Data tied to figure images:

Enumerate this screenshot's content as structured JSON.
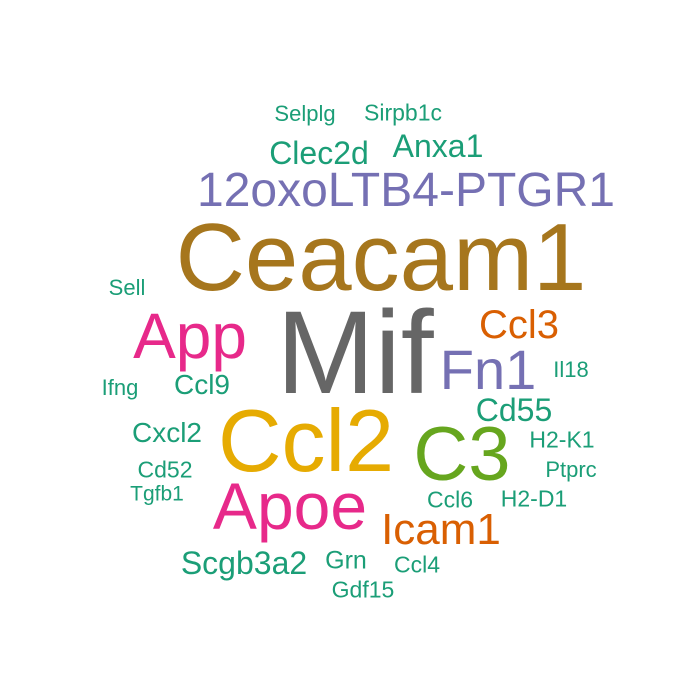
{
  "colors": {
    "background": "#ffffff",
    "teal": "#1b9e77",
    "orange": "#d95f02",
    "purple": "#7570b3",
    "magenta": "#e7298a",
    "green": "#66a61e",
    "gold": "#e6ab02",
    "brown": "#a6761d",
    "gray": "#666666"
  },
  "words": [
    {
      "text": "Selplg",
      "color": "#1b9e77"
    },
    {
      "text": "Sirpb1c",
      "color": "#1b9e77"
    },
    {
      "text": "Clec2d",
      "color": "#1b9e77"
    },
    {
      "text": "Anxa1",
      "color": "#1b9e77"
    },
    {
      "text": "12oxoLTB4-PTGR1",
      "color": "#7570b3"
    },
    {
      "text": "Ceacam1",
      "color": "#a6761d"
    },
    {
      "text": "Sell",
      "color": "#1b9e77"
    },
    {
      "text": "App",
      "color": "#e7298a"
    },
    {
      "text": "Mif",
      "color": "#666666"
    },
    {
      "text": "Ccl3",
      "color": "#d95f02"
    },
    {
      "text": "Fn1",
      "color": "#7570b3"
    },
    {
      "text": "Il18",
      "color": "#1b9e77"
    },
    {
      "text": "Ifng",
      "color": "#1b9e77"
    },
    {
      "text": "Ccl9",
      "color": "#1b9e77"
    },
    {
      "text": "Cd55",
      "color": "#1b9e77"
    },
    {
      "text": "Cxcl2",
      "color": "#1b9e77"
    },
    {
      "text": "Ccl2",
      "color": "#e6ab02"
    },
    {
      "text": "C3",
      "color": "#66a61e"
    },
    {
      "text": "H2-K1",
      "color": "#1b9e77"
    },
    {
      "text": "Cd52",
      "color": "#1b9e77"
    },
    {
      "text": "Ptprc",
      "color": "#1b9e77"
    },
    {
      "text": "Tgfb1",
      "color": "#1b9e77"
    },
    {
      "text": "Apoe",
      "color": "#e7298a"
    },
    {
      "text": "Ccl6",
      "color": "#1b9e77"
    },
    {
      "text": "H2-D1",
      "color": "#1b9e77"
    },
    {
      "text": "Icam1",
      "color": "#d95f02"
    },
    {
      "text": "Scgb3a2",
      "color": "#1b9e77"
    },
    {
      "text": "Grn",
      "color": "#1b9e77"
    },
    {
      "text": "Ccl4",
      "color": "#1b9e77"
    },
    {
      "text": "Gdf15",
      "color": "#1b9e77"
    }
  ]
}
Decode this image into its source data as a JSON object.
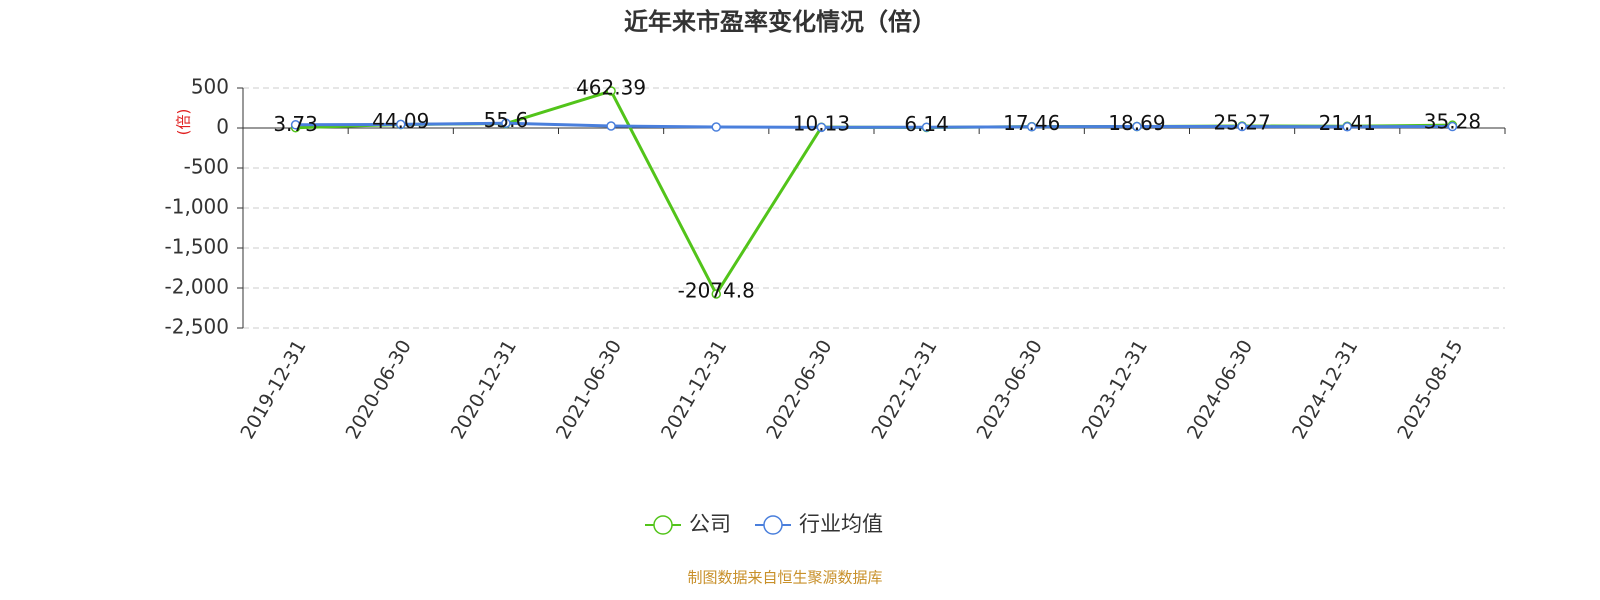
{
  "chart_data": {
    "type": "line",
    "title": "近年来市盈率变化情况（倍）",
    "y_label": "(倍)",
    "source": "制图数据来自恒生聚源数据库",
    "categories": [
      "2019-12-31",
      "2020-06-30",
      "2020-12-31",
      "2021-06-30",
      "2021-12-31",
      "2022-06-30",
      "2022-12-31",
      "2023-06-30",
      "2023-12-31",
      "2024-06-30",
      "2024-12-31",
      "2025-08-15"
    ],
    "series": [
      {
        "name": "公司",
        "color": "#52c41a",
        "values": [
          3.73,
          44.09,
          55.6,
          462.39,
          -2074.8,
          10.13,
          6.14,
          17.46,
          18.69,
          25.27,
          21.41,
          35.28
        ],
        "show_labels": true
      },
      {
        "name": "行业均值",
        "color": "#4a7fdc",
        "values": [
          40,
          45,
          60,
          25,
          12,
          8,
          10,
          15,
          18,
          18,
          15,
          18
        ],
        "show_labels": false
      }
    ],
    "ylim": [
      -2500,
      500
    ],
    "yticks": [
      {
        "value": 500,
        "label": "500"
      },
      0,
      {
        "value": -500,
        "label": "-500"
      },
      {
        "value": -1000,
        "label": "-1,000"
      },
      {
        "value": -1500,
        "label": "-1,500"
      },
      {
        "value": -2000,
        "label": "-2,000"
      },
      {
        "value": -2500,
        "label": "-2,500"
      }
    ],
    "grid": true
  }
}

* [Task prompt] All of the lines above should be retyped precisely, apart from the pictures.

* [Correct response]
Enumerate this screenshot's content as structured JSON.
{
  "colors": {
    "background": "#ffffff",
    "teal": "#1b9e77",
    "orange": "#d95f02",
    "purple": "#7570b3",
    "magenta": "#e7298a",
    "green": "#66a61e",
    "gold": "#e6ab02",
    "brown": "#a6761d",
    "gray": "#666666"
  },
  "words": [
    {
      "text": "Selplg",
      "color": "#1b9e77"
    },
    {
      "text": "Sirpb1c",
      "color": "#1b9e77"
    },
    {
      "text": "Clec2d",
      "color": "#1b9e77"
    },
    {
      "text": "Anxa1",
      "color": "#1b9e77"
    },
    {
      "text": "12oxoLTB4-PTGR1",
      "color": "#7570b3"
    },
    {
      "text": "Ceacam1",
      "color": "#a6761d"
    },
    {
      "text": "Sell",
      "color": "#1b9e77"
    },
    {
      "text": "App",
      "color": "#e7298a"
    },
    {
      "text": "Mif",
      "color": "#666666"
    },
    {
      "text": "Ccl3",
      "color": "#d95f02"
    },
    {
      "text": "Fn1",
      "color": "#7570b3"
    },
    {
      "text": "Il18",
      "color": "#1b9e77"
    },
    {
      "text": "Ifng",
      "color": "#1b9e77"
    },
    {
      "text": "Ccl9",
      "color": "#1b9e77"
    },
    {
      "text": "Cd55",
      "color": "#1b9e77"
    },
    {
      "text": "Cxcl2",
      "color": "#1b9e77"
    },
    {
      "text": "Ccl2",
      "color": "#e6ab02"
    },
    {
      "text": "C3",
      "color": "#66a61e"
    },
    {
      "text": "H2-K1",
      "color": "#1b9e77"
    },
    {
      "text": "Cd52",
      "color": "#1b9e77"
    },
    {
      "text": "Ptprc",
      "color": "#1b9e77"
    },
    {
      "text": "Tgfb1",
      "color": "#1b9e77"
    },
    {
      "text": "Apoe",
      "color": "#e7298a"
    },
    {
      "text": "Ccl6",
      "color": "#1b9e77"
    },
    {
      "text": "H2-D1",
      "color": "#1b9e77"
    },
    {
      "text": "Icam1",
      "color": "#d95f02"
    },
    {
      "text": "Scgb3a2",
      "color": "#1b9e77"
    },
    {
      "text": "Grn",
      "color": "#1b9e77"
    },
    {
      "text": "Ccl4",
      "color": "#1b9e77"
    },
    {
      "text": "Gdf15",
      "color": "#1b9e77"
    }
  ]
}
Decode this image into its source data as a JSON object.
{
  "chart_data": {
    "type": "line",
    "title": "近年来市盈率变化情况（倍）",
    "y_label": "(倍)",
    "source": "制图数据来自恒生聚源数据库",
    "categories": [
      "2019-12-31",
      "2020-06-30",
      "2020-12-31",
      "2021-06-30",
      "2021-12-31",
      "2022-06-30",
      "2022-12-31",
      "2023-06-30",
      "2023-12-31",
      "2024-06-30",
      "2024-12-31",
      "2025-08-15"
    ],
    "series": [
      {
        "name": "公司",
        "color": "#52c41a",
        "values": [
          3.73,
          44.09,
          55.6,
          462.39,
          -2074.8,
          10.13,
          6.14,
          17.46,
          18.69,
          25.27,
          21.41,
          35.28
        ],
        "show_labels": true
      },
      {
        "name": "行业均值",
        "color": "#4a7fdc",
        "values": [
          40,
          45,
          60,
          25,
          12,
          8,
          10,
          15,
          18,
          18,
          15,
          18
        ],
        "show_labels": false
      }
    ],
    "ylim": [
      -2500,
      500
    ],
    "yticks": [
      {
        "value": 500,
        "label": "500"
      },
      0,
      {
        "value": -500,
        "label": "-500"
      },
      {
        "value": -1000,
        "label": "-1,000"
      },
      {
        "value": -1500,
        "label": "-1,500"
      },
      {
        "value": -2000,
        "label": "-2,000"
      },
      {
        "value": -2500,
        "label": "-2,500"
      }
    ],
    "grid": true
  }
}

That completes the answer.